§ **TASK REQUIREMENTS**: Without including any pictures, write out all the entries exactly.

========

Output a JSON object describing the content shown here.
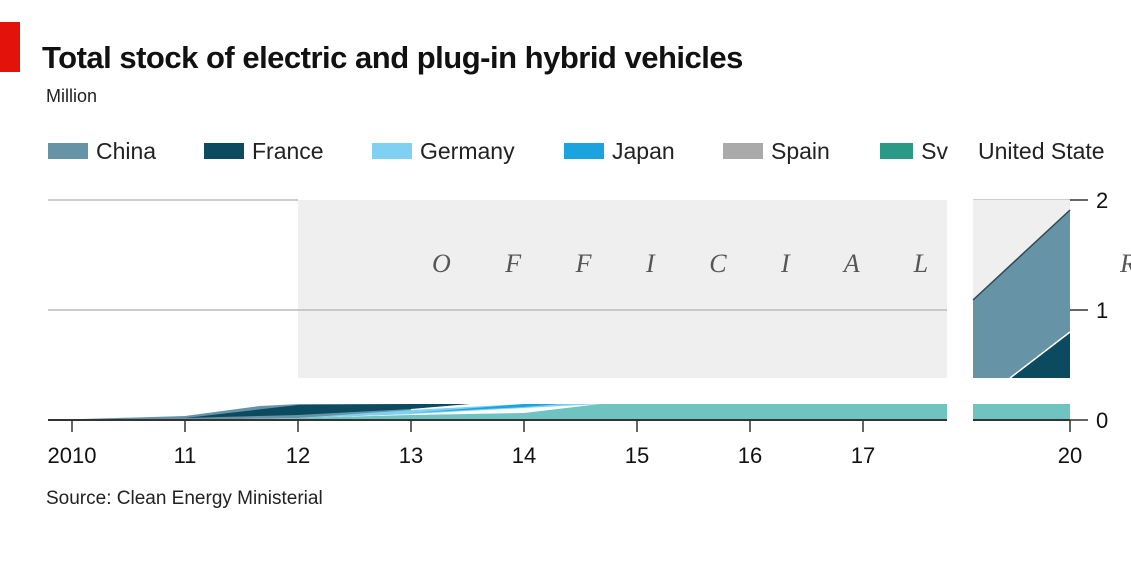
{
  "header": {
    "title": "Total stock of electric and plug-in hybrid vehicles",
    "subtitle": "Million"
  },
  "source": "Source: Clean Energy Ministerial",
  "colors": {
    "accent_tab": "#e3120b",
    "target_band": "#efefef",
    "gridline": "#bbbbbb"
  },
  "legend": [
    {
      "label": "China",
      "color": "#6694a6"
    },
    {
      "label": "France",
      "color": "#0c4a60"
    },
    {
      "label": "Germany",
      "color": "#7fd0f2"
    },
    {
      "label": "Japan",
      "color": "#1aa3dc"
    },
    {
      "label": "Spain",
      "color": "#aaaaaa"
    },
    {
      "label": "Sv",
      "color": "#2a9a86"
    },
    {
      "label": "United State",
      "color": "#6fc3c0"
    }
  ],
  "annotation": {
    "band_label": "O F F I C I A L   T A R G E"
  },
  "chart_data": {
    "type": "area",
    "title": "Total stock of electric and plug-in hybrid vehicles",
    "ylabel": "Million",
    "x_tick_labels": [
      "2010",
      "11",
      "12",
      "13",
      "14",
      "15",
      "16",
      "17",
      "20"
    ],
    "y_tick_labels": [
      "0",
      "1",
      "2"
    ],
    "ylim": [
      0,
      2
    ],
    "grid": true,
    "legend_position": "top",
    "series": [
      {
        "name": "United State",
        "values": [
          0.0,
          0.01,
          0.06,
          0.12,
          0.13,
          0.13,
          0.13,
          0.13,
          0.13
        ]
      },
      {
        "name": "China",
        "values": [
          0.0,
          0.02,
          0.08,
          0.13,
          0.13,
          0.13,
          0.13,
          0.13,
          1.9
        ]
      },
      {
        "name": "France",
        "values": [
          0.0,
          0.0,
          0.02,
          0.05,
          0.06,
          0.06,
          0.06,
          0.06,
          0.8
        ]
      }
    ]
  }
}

========

§ **COMPLETE RESPONSE**:
Output a JSON object describing the content shown here.
{
  "header": {
    "title": "Total stock of electric and plug-in hybrid vehicles",
    "subtitle": "Million"
  },
  "source": "Source: Clean Energy Ministerial",
  "colors": {
    "accent_tab": "#e3120b",
    "target_band": "#efefef",
    "gridline": "#bbbbbb"
  },
  "legend": [
    {
      "label": "China",
      "color": "#6694a6"
    },
    {
      "label": "France",
      "color": "#0c4a60"
    },
    {
      "label": "Germany",
      "color": "#7fd0f2"
    },
    {
      "label": "Japan",
      "color": "#1aa3dc"
    },
    {
      "label": "Spain",
      "color": "#aaaaaa"
    },
    {
      "label": "Sv",
      "color": "#2a9a86"
    },
    {
      "label": "United State",
      "color": "#6fc3c0"
    }
  ],
  "annotation": {
    "band_label": "O F F I C I A L   T A R G E"
  },
  "chart_data": {
    "type": "area",
    "title": "Total stock of electric and plug-in hybrid vehicles",
    "ylabel": "Million",
    "x_tick_labels": [
      "2010",
      "11",
      "12",
      "13",
      "14",
      "15",
      "16",
      "17",
      "20"
    ],
    "y_tick_labels": [
      "0",
      "1",
      "2"
    ],
    "ylim": [
      0,
      2
    ],
    "grid": true,
    "legend_position": "top",
    "series": [
      {
        "name": "United State",
        "values": [
          0.0,
          0.01,
          0.06,
          0.12,
          0.13,
          0.13,
          0.13,
          0.13,
          0.13
        ]
      },
      {
        "name": "China",
        "values": [
          0.0,
          0.02,
          0.08,
          0.13,
          0.13,
          0.13,
          0.13,
          0.13,
          1.9
        ]
      },
      {
        "name": "France",
        "values": [
          0.0,
          0.0,
          0.02,
          0.05,
          0.06,
          0.06,
          0.06,
          0.06,
          0.8
        ]
      }
    ]
  }
}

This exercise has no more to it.